AVAILABLE RECORDS:
________
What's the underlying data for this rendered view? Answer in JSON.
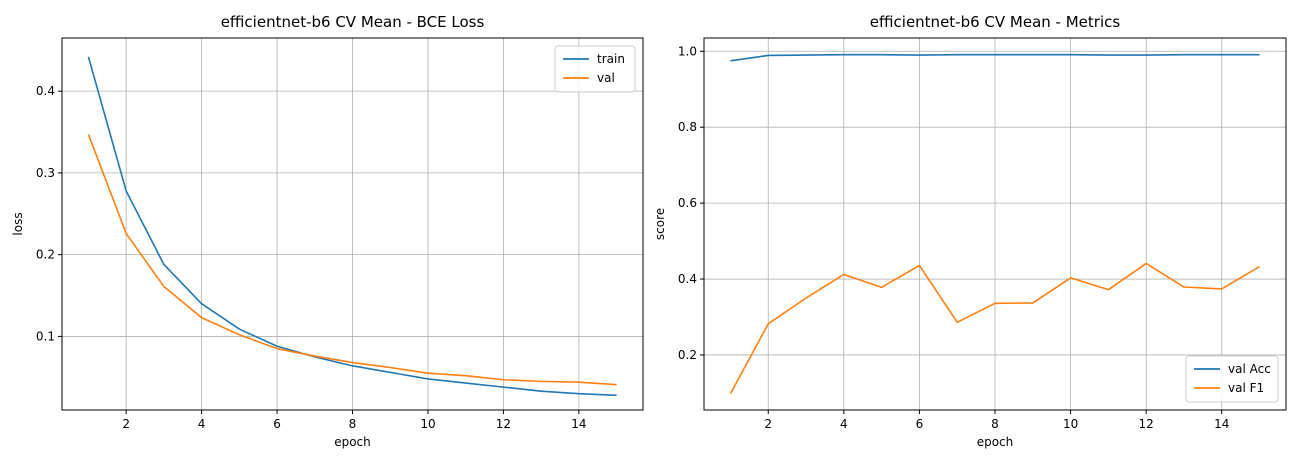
{
  "chart_data": [
    {
      "type": "line",
      "title": "efficientnet-b6 CV Mean - BCE Loss",
      "xlabel": "epoch",
      "ylabel": "loss",
      "grid": true,
      "legend": "top-right",
      "xlim": [
        0.3,
        15.7
      ],
      "ylim": [
        0.01,
        0.465
      ],
      "xticks": [
        2,
        4,
        6,
        8,
        10,
        12,
        14
      ],
      "yticks": [
        0.1,
        0.2,
        0.3,
        0.4
      ],
      "x": [
        1,
        2,
        3,
        4,
        5,
        6,
        7,
        8,
        9,
        10,
        11,
        12,
        13,
        14,
        15
      ],
      "series": [
        {
          "name": "train",
          "color": "#1f77b4",
          "values": [
            0.442,
            0.278,
            0.188,
            0.14,
            0.109,
            0.088,
            0.075,
            0.064,
            0.056,
            0.048,
            0.043,
            0.038,
            0.033,
            0.03,
            0.028
          ]
        },
        {
          "name": "val",
          "color": "#ff7f0e",
          "values": [
            0.347,
            0.226,
            0.161,
            0.123,
            0.102,
            0.085,
            0.076,
            0.068,
            0.062,
            0.055,
            0.052,
            0.047,
            0.045,
            0.044,
            0.041
          ]
        }
      ]
    },
    {
      "type": "line",
      "title": "efficientnet-b6 CV Mean - Metrics",
      "xlabel": "epoch",
      "ylabel": "score",
      "grid": true,
      "legend": "bottom-right",
      "xlim": [
        0.3,
        15.7
      ],
      "ylim": [
        0.055,
        1.035
      ],
      "xticks": [
        2,
        4,
        6,
        8,
        10,
        12,
        14
      ],
      "yticks": [
        0.2,
        0.4,
        0.6,
        0.8,
        1.0
      ],
      "x": [
        1,
        2,
        3,
        4,
        5,
        6,
        7,
        8,
        9,
        10,
        11,
        12,
        13,
        14,
        15
      ],
      "series": [
        {
          "name": "val Acc",
          "color": "#1f77b4",
          "values": [
            0.975,
            0.989,
            0.99,
            0.991,
            0.991,
            0.99,
            0.991,
            0.991,
            0.991,
            0.991,
            0.99,
            0.99,
            0.991,
            0.991,
            0.991
          ]
        },
        {
          "name": "val F1",
          "color": "#ff7f0e",
          "values": [
            0.098,
            0.282,
            0.35,
            0.412,
            0.378,
            0.436,
            0.286,
            0.336,
            0.337,
            0.403,
            0.372,
            0.441,
            0.379,
            0.374,
            0.433
          ]
        }
      ]
    }
  ]
}
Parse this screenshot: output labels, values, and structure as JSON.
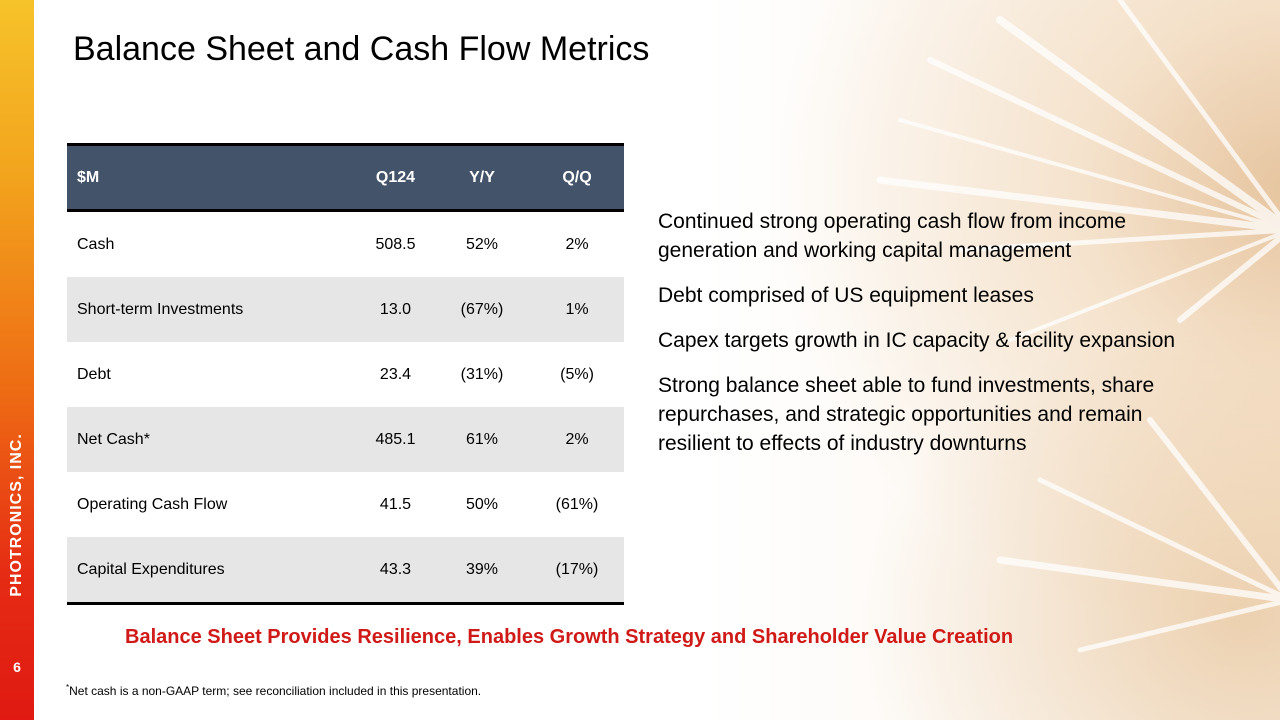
{
  "sidebar": {
    "company": "PHOTRONICS, INC.",
    "page_number": "6"
  },
  "title": "Balance Sheet and Cash Flow Metrics",
  "table": {
    "headers": [
      "$M",
      "Q124",
      "Y/Y",
      "Q/Q"
    ],
    "rows": [
      [
        "Cash",
        "508.5",
        "52%",
        "2%"
      ],
      [
        "Short-term Investments",
        "13.0",
        "(67%)",
        "1%"
      ],
      [
        "Debt",
        "23.4",
        "(31%)",
        "(5%)"
      ],
      [
        "Net Cash*",
        "485.1",
        "61%",
        "2%"
      ],
      [
        "Operating Cash Flow",
        "41.5",
        "50%",
        "(61%)"
      ],
      [
        "Capital Expenditures",
        "43.3",
        "39%",
        "(17%)"
      ]
    ]
  },
  "bullets": [
    "Continued strong operating cash flow from income generation and working capital management",
    "Debt comprised of US equipment leases",
    "Capex targets growth in IC capacity & facility expansion",
    "Strong balance sheet able to fund investments, share repurchases, and strategic opportunities and remain resilient to effects of industry downturns"
  ],
  "tagline": "Balance Sheet Provides Resilience, Enables Growth Strategy and Shareholder Value Creation",
  "footnote": {
    "marker": "*",
    "text": "Net cash is a non-GAAP  term; see reconciliation included in this presentation."
  },
  "colors": {
    "header_bg": "#435369",
    "alt_row_bg": "#e7e6e6",
    "tagline": "#d01a17",
    "sidebar_top": "#f6c32a",
    "sidebar_bottom": "#e01a12"
  }
}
________
DIRECTIONS:
Nothing in the entries should change as you copy them, except that the pictures are left out.

RESPONSE:
What's the underlying data for this rendered view? Answer in JSON.
{
  "chart_data": [
    {
      "type": "line",
      "title": "efficientnet-b6 CV Mean - BCE Loss",
      "xlabel": "epoch",
      "ylabel": "loss",
      "grid": true,
      "legend": "top-right",
      "xlim": [
        0.3,
        15.7
      ],
      "ylim": [
        0.01,
        0.465
      ],
      "xticks": [
        2,
        4,
        6,
        8,
        10,
        12,
        14
      ],
      "yticks": [
        0.1,
        0.2,
        0.3,
        0.4
      ],
      "x": [
        1,
        2,
        3,
        4,
        5,
        6,
        7,
        8,
        9,
        10,
        11,
        12,
        13,
        14,
        15
      ],
      "series": [
        {
          "name": "train",
          "color": "#1f77b4",
          "values": [
            0.442,
            0.278,
            0.188,
            0.14,
            0.109,
            0.088,
            0.075,
            0.064,
            0.056,
            0.048,
            0.043,
            0.038,
            0.033,
            0.03,
            0.028
          ]
        },
        {
          "name": "val",
          "color": "#ff7f0e",
          "values": [
            0.347,
            0.226,
            0.161,
            0.123,
            0.102,
            0.085,
            0.076,
            0.068,
            0.062,
            0.055,
            0.052,
            0.047,
            0.045,
            0.044,
            0.041
          ]
        }
      ]
    },
    {
      "type": "line",
      "title": "efficientnet-b6 CV Mean - Metrics",
      "xlabel": "epoch",
      "ylabel": "score",
      "grid": true,
      "legend": "bottom-right",
      "xlim": [
        0.3,
        15.7
      ],
      "ylim": [
        0.055,
        1.035
      ],
      "xticks": [
        2,
        4,
        6,
        8,
        10,
        12,
        14
      ],
      "yticks": [
        0.2,
        0.4,
        0.6,
        0.8,
        1.0
      ],
      "x": [
        1,
        2,
        3,
        4,
        5,
        6,
        7,
        8,
        9,
        10,
        11,
        12,
        13,
        14,
        15
      ],
      "series": [
        {
          "name": "val Acc",
          "color": "#1f77b4",
          "values": [
            0.975,
            0.989,
            0.99,
            0.991,
            0.991,
            0.99,
            0.991,
            0.991,
            0.991,
            0.991,
            0.99,
            0.99,
            0.991,
            0.991,
            0.991
          ]
        },
        {
          "name": "val F1",
          "color": "#ff7f0e",
          "values": [
            0.098,
            0.282,
            0.35,
            0.412,
            0.378,
            0.436,
            0.286,
            0.336,
            0.337,
            0.403,
            0.372,
            0.441,
            0.379,
            0.374,
            0.433
          ]
        }
      ]
    }
  ]
}
Parse this screenshot: output labels, values, and structure as JSON.
{
  "sidebar": {
    "company": "PHOTRONICS, INC.",
    "page_number": "6"
  },
  "title": "Balance Sheet and Cash Flow Metrics",
  "table": {
    "headers": [
      "$M",
      "Q124",
      "Y/Y",
      "Q/Q"
    ],
    "rows": [
      [
        "Cash",
        "508.5",
        "52%",
        "2%"
      ],
      [
        "Short-term Investments",
        "13.0",
        "(67%)",
        "1%"
      ],
      [
        "Debt",
        "23.4",
        "(31%)",
        "(5%)"
      ],
      [
        "Net Cash*",
        "485.1",
        "61%",
        "2%"
      ],
      [
        "Operating Cash Flow",
        "41.5",
        "50%",
        "(61%)"
      ],
      [
        "Capital Expenditures",
        "43.3",
        "39%",
        "(17%)"
      ]
    ]
  },
  "bullets": [
    "Continued strong operating cash flow from income generation and working capital management",
    "Debt comprised of US equipment leases",
    "Capex targets growth in IC capacity & facility expansion",
    "Strong balance sheet able to fund investments, share repurchases, and strategic opportunities and remain resilient to effects of industry downturns"
  ],
  "tagline": "Balance Sheet Provides Resilience, Enables Growth Strategy and Shareholder Value Creation",
  "footnote": {
    "marker": "*",
    "text": "Net cash is a non-GAAP  term; see reconciliation included in this presentation."
  },
  "colors": {
    "header_bg": "#435369",
    "alt_row_bg": "#e7e6e6",
    "tagline": "#d01a17",
    "sidebar_top": "#f6c32a",
    "sidebar_bottom": "#e01a12"
  }
}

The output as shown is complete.